→ **SHORT EXERCISE**
Output the records exactly as they appear, with no pictures included.

→ **DATASET**
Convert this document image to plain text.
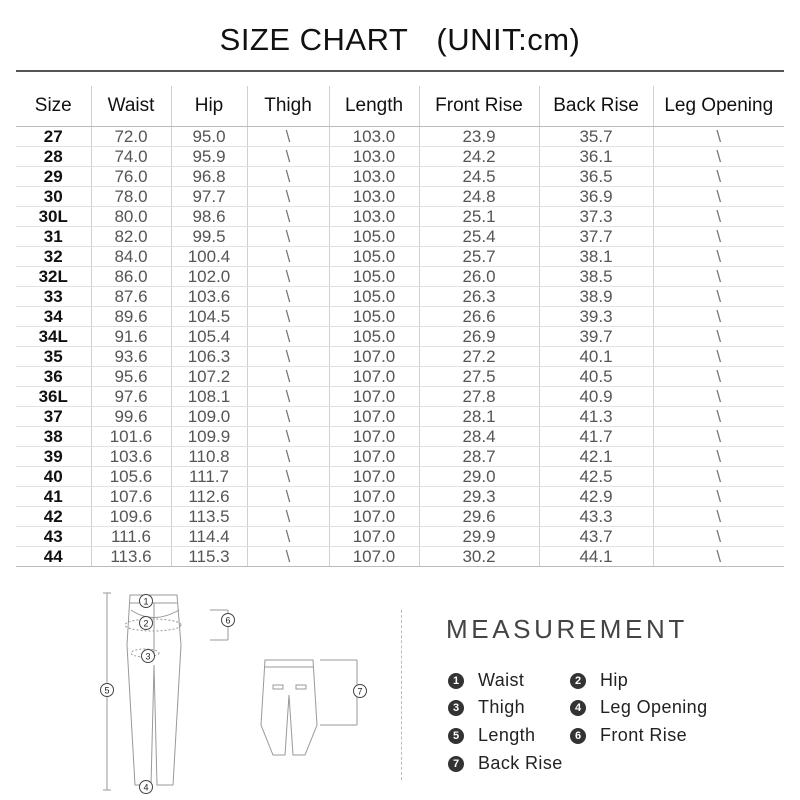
SIZE CHART (UNIT:cm)
Size	Waist	Hip	Thigh	Length	Front Rise	Back Rise	Leg Opening
27	72.0	95.0	\	103.0	23.9	35.7	\
28	74.0	95.9	\	103.0	24.2	36.1	\
29	76.0	96.8	\	103.0	24.5	36.5	\
30	78.0	97.7	\	103.0	24.8	36.9	\
30L	80.0	98.6	\	103.0	25.1	37.3	\
31	82.0	99.5	\	105.0	25.4	37.7	\
32	84.0	100.4	\	105.0	25.7	38.1	\
32L	86.0	102.0	\	105.0	26.0	38.5	\
33	87.6	103.6	\	105.0	26.3	38.9	\
34	89.6	104.5	\	105.0	26.6	39.3	\
34L	91.6	105.4	\	105.0	26.9	39.7	\
35	93.6	106.3	\	107.0	27.2	40.1	\
36	95.6	107.2	\	107.0	27.5	40.5	\
36L	97.6	108.1	\	107.0	27.8	40.9	\
37	99.6	109.0	\	107.0	28.1	41.3	\
38	101.6	109.9	\	107.0	28.4	41.7	\
39	103.6	110.8	\	107.0	28.7	42.1	\
40	105.6	111.7	\	107.0	29.0	42.5	\
41	107.6	112.6	\	107.0	29.3	42.9	\
42	109.6	113.5	\	107.0	29.6	43.3	\
43	111.6	114.4	\	107.0	29.9	43.7	\
44	113.6	115.3	\	107.0	30.2	44.1	\
1
2
3
4
5
6
7
MEASUREMENT
1 Waist	2 Hip
3 Thigh	4 Leg Opening
5 Length	6 Front Rise
7 Back Rise
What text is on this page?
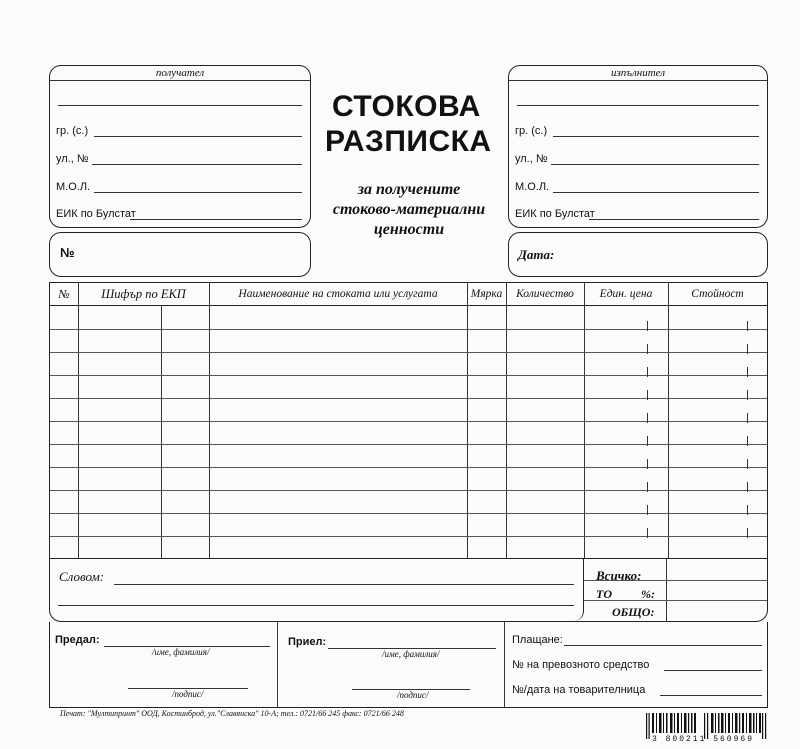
получател
гр. (с.)
ул., №
М.О.Л.
ЕИК по Булстат
изпълнител
гр. (с.)
ул., №
М.О.Л.
ЕИК по Булстат
СТОКОВА
РАЗПИСКА
за получените
стоково-материални
ценности
№	Дата:
№	Шифър по ЕКП	Наименование на стоката или услугата	Мярка	Количество	Един. цена	Стойност
Словом:	Всичко:
ТО %:
ОБЩО:
Предал:
/име, фамилия/
/подпис/
Приел:
/име, фамилия/
/подпис/
Плащане:
№ на превозното средство
№/дата на товарителница
Печат: "Мултипринт" ООД, Костинброд, ул."Славянска" 10-А; тел.: 0721/66 245 факс: 0721/66 248
3 800211 560969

→ **EXERCISE SOLUTION**
Convert this document image to plain text.
SIZE CHART (UNIT:cm)
Size	Waist	Hip	Thigh	Length	Front Rise	Back Rise	Leg Opening
27	72.0	95.0	\	103.0	23.9	35.7	\
28	74.0	95.9	\	103.0	24.2	36.1	\
29	76.0	96.8	\	103.0	24.5	36.5	\
30	78.0	97.7	\	103.0	24.8	36.9	\
30L	80.0	98.6	\	103.0	25.1	37.3	\
31	82.0	99.5	\	105.0	25.4	37.7	\
32	84.0	100.4	\	105.0	25.7	38.1	\
32L	86.0	102.0	\	105.0	26.0	38.5	\
33	87.6	103.6	\	105.0	26.3	38.9	\
34	89.6	104.5	\	105.0	26.6	39.3	\
34L	91.6	105.4	\	105.0	26.9	39.7	\
35	93.6	106.3	\	107.0	27.2	40.1	\
36	95.6	107.2	\	107.0	27.5	40.5	\
36L	97.6	108.1	\	107.0	27.8	40.9	\
37	99.6	109.0	\	107.0	28.1	41.3	\
38	101.6	109.9	\	107.0	28.4	41.7	\
39	103.6	110.8	\	107.0	28.7	42.1	\
40	105.6	111.7	\	107.0	29.0	42.5	\
41	107.6	112.6	\	107.0	29.3	42.9	\
42	109.6	113.5	\	107.0	29.6	43.3	\
43	111.6	114.4	\	107.0	29.9	43.7	\
44	113.6	115.3	\	107.0	30.2	44.1	\
1
2
3
4
5
6
7
MEASUREMENT
1 Waist	2 Hip
3 Thigh	4 Leg Opening
5 Length	6 Front Rise
7 Back Rise
What text is on this page?
получател
гр. (с.)
ул., №
М.О.Л.
ЕИК по Булстат
изпълнител
гр. (с.)
ул., №
М.О.Л.
ЕИК по Булстат
СТОКОВА
РАЗПИСКА
за получените
стоково-материални
ценности
№	Дата:
№	Шифър по ЕКП	Наименование на стоката или услугата	Мярка	Количество	Един. цена	Стойност
Словом:	Всичко:
ТО %:
ОБЩО:
Предал:
/име, фамилия/
/подпис/
Приел:
/име, фамилия/
/подпис/
Плащане:
№ на превозното средство
№/дата на товарителница
Печат: "Мултипринт" ООД, Костинброд, ул."Славянска" 10-А; тел.: 0721/66 245 факс: 0721/66 248
3 800211 560969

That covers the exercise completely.